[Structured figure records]
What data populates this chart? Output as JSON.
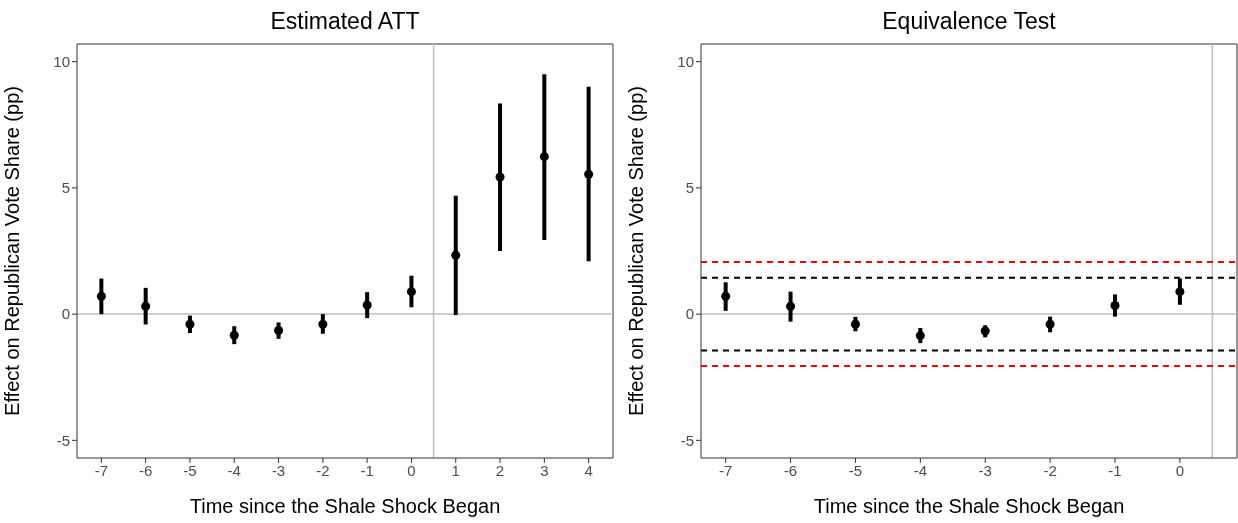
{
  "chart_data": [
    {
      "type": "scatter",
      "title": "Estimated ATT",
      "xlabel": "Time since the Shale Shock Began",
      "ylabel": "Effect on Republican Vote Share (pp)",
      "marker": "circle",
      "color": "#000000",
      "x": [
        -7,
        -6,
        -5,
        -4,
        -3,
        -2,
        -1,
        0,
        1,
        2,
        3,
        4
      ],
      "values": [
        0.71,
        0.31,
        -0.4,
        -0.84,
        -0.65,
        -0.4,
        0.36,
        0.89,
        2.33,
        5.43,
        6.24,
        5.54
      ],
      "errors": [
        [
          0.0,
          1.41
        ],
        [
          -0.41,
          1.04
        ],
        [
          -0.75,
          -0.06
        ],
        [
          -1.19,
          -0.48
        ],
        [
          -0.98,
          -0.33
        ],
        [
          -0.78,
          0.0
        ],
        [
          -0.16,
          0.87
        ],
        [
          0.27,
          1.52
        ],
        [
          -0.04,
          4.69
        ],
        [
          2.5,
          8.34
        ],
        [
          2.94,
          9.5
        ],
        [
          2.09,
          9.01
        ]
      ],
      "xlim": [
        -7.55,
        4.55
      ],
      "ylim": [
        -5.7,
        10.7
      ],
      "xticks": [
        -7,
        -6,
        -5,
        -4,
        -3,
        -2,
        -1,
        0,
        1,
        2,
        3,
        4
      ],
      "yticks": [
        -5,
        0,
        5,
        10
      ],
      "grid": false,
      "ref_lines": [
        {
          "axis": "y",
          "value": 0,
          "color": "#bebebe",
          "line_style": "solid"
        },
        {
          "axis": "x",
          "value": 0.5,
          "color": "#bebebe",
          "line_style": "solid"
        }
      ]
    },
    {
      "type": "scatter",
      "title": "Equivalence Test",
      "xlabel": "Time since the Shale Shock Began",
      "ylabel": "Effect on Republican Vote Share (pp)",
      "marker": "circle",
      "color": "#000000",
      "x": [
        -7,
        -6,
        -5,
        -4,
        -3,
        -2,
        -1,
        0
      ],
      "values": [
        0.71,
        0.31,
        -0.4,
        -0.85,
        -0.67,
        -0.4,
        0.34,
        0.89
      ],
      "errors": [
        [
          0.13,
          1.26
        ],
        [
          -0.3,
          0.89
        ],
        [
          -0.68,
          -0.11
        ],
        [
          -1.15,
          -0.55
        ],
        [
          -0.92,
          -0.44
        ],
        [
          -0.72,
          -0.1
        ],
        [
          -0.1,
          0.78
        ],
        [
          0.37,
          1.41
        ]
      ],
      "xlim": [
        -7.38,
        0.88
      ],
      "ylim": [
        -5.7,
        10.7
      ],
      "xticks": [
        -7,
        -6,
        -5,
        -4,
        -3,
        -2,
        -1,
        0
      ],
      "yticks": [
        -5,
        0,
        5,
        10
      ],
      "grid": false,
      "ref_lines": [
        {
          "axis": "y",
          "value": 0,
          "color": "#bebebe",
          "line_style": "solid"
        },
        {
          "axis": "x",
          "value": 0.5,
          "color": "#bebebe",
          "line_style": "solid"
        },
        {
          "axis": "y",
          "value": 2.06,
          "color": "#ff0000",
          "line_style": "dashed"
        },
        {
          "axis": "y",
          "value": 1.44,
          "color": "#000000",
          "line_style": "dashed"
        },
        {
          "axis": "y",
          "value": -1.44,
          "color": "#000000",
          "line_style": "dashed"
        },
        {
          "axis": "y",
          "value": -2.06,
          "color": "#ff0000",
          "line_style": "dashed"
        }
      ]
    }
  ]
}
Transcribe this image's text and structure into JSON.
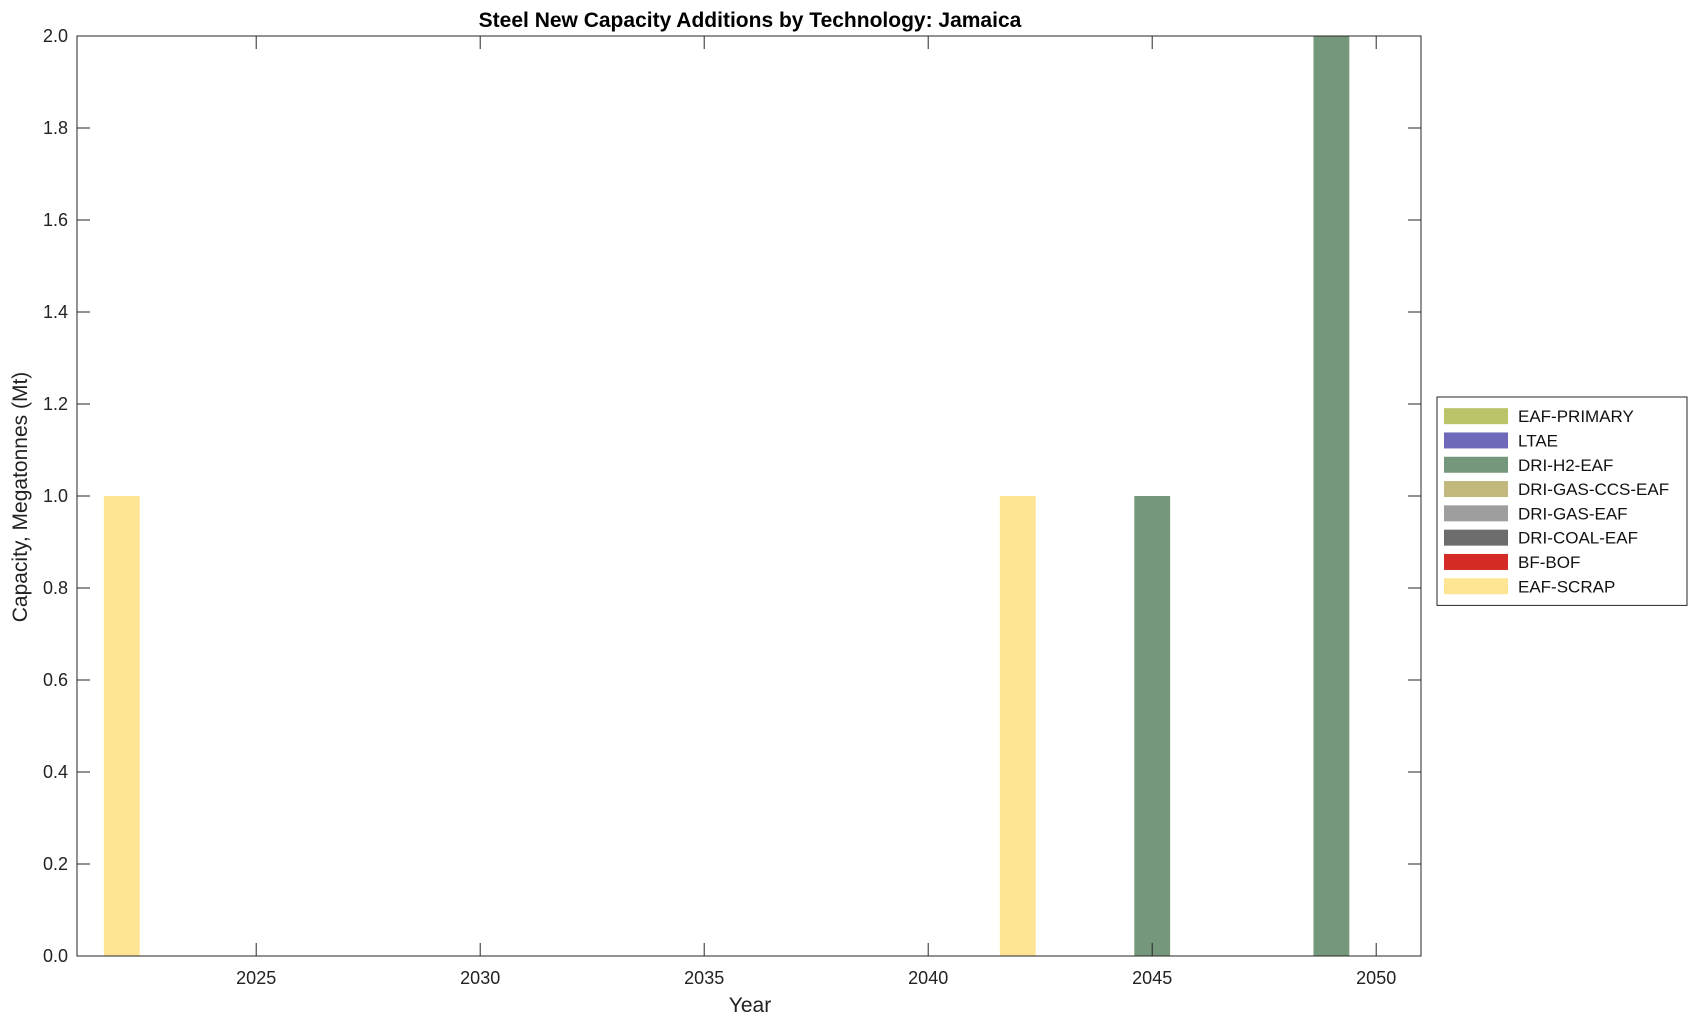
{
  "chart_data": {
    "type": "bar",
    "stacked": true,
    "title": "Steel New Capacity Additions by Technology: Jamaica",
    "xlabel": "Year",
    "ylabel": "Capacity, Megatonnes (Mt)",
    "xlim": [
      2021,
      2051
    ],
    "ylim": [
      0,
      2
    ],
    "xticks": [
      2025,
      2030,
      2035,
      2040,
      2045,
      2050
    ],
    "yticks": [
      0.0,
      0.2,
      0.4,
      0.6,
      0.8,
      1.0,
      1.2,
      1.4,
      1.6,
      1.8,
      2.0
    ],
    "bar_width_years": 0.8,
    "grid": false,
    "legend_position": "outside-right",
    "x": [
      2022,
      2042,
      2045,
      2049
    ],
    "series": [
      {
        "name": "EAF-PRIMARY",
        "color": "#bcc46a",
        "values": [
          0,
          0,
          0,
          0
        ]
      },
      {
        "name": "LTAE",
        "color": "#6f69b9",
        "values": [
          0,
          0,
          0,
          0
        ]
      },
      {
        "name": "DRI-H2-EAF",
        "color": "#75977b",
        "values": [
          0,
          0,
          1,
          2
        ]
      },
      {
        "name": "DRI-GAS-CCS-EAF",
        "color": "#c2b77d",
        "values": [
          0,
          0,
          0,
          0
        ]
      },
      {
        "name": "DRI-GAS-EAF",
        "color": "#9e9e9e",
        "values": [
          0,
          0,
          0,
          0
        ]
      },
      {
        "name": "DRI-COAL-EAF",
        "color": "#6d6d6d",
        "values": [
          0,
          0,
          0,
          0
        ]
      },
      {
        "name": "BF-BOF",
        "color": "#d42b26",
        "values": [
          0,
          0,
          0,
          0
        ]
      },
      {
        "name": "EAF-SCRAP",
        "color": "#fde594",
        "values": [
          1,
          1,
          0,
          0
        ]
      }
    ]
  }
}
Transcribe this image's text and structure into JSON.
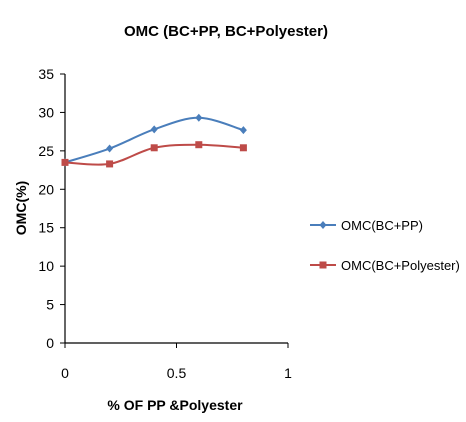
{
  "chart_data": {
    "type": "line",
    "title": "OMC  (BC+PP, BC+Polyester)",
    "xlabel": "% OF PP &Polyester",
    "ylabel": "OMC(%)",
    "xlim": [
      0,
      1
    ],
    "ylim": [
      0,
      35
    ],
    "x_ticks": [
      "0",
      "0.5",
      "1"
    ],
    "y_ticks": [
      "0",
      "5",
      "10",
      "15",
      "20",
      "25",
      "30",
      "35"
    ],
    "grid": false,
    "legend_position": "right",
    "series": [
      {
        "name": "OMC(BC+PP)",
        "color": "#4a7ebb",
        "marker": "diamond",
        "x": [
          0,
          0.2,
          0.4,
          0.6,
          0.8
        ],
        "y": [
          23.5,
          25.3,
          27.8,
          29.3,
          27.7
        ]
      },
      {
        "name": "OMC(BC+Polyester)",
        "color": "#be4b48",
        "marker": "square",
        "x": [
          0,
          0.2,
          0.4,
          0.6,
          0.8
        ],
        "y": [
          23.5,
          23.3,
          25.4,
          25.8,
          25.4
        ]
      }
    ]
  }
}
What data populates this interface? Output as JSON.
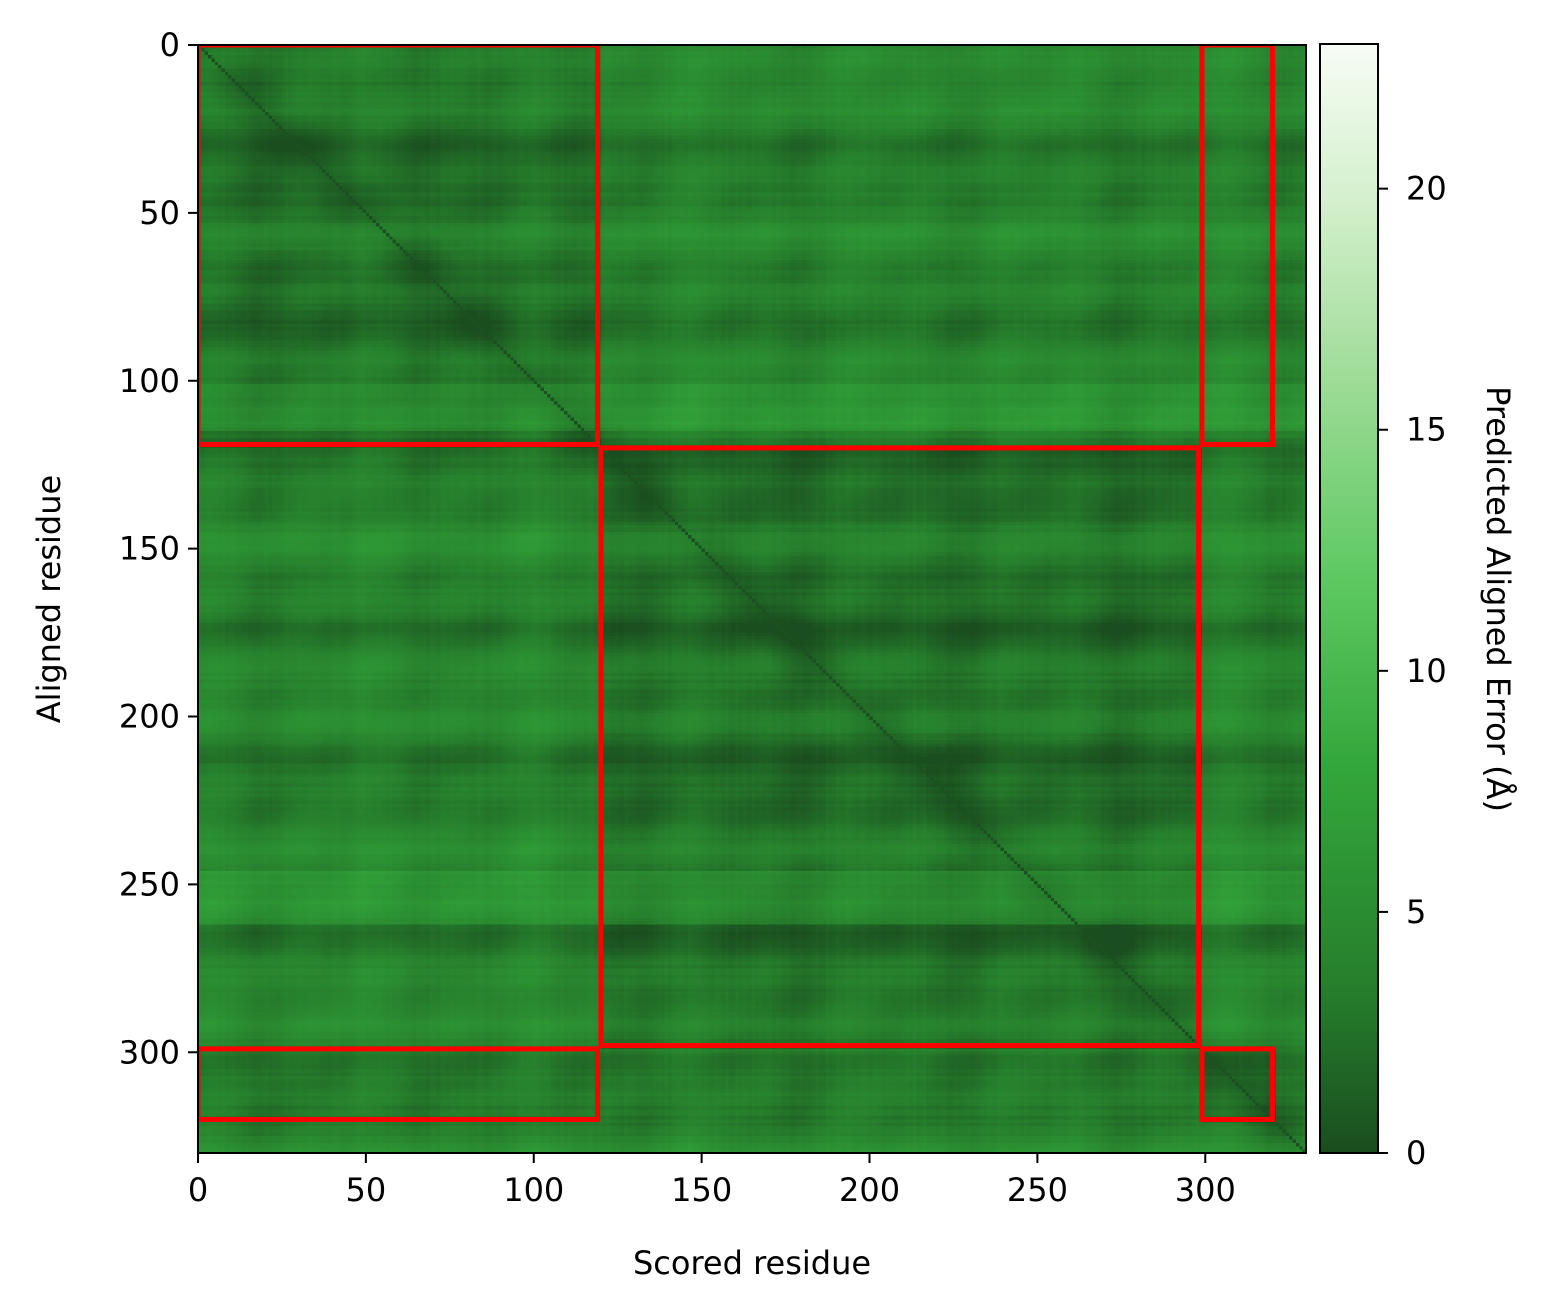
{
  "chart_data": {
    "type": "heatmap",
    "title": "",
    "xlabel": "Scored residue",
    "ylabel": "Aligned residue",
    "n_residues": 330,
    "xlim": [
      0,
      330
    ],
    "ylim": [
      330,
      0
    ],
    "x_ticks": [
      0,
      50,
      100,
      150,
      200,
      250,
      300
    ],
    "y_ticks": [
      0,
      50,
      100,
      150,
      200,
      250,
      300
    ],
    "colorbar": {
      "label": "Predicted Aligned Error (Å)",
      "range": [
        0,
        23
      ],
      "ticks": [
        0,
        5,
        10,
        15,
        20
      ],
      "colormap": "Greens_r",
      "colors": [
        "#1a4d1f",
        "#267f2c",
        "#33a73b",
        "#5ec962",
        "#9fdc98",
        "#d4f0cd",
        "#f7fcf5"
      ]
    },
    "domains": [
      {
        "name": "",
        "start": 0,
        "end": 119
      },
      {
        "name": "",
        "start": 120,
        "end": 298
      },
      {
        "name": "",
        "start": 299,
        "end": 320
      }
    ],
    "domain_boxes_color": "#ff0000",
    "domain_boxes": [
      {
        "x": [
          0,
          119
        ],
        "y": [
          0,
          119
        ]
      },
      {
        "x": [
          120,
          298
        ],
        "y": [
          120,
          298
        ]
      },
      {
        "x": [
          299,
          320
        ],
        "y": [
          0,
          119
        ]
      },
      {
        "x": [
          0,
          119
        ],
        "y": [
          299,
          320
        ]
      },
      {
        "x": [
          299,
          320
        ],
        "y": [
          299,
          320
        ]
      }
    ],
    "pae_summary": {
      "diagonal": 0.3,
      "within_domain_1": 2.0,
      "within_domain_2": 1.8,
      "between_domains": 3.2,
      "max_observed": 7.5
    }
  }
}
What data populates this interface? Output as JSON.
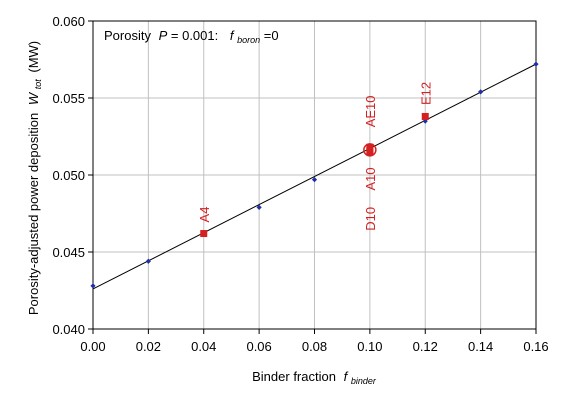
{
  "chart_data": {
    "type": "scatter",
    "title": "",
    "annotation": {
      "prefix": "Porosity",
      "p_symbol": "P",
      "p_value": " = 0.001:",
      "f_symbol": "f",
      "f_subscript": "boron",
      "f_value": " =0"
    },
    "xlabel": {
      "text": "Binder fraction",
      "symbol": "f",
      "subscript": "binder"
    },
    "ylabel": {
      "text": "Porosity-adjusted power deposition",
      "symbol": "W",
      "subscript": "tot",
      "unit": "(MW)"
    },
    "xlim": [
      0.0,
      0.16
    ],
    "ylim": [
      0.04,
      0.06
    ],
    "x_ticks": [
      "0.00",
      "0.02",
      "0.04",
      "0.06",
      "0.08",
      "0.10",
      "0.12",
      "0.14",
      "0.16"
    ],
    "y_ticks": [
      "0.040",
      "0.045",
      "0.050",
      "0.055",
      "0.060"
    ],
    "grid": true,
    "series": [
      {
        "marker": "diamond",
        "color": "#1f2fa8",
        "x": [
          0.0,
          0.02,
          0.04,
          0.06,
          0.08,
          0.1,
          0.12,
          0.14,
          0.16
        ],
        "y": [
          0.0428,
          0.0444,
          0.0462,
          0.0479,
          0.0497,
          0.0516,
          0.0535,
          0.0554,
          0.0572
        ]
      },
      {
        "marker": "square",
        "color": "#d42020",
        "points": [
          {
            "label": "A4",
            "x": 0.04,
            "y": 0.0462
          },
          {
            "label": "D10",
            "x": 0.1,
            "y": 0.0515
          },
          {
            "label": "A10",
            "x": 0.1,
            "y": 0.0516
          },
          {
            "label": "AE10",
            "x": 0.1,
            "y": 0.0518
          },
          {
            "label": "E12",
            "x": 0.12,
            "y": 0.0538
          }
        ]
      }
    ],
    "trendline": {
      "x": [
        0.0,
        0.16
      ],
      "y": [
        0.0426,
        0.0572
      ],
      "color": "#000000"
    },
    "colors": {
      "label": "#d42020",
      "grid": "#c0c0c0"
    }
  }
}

> **Task description**: In the records above, how many lines hold the string "Aligned"? Reply with only the number.

> **Reply to the exercise**: 2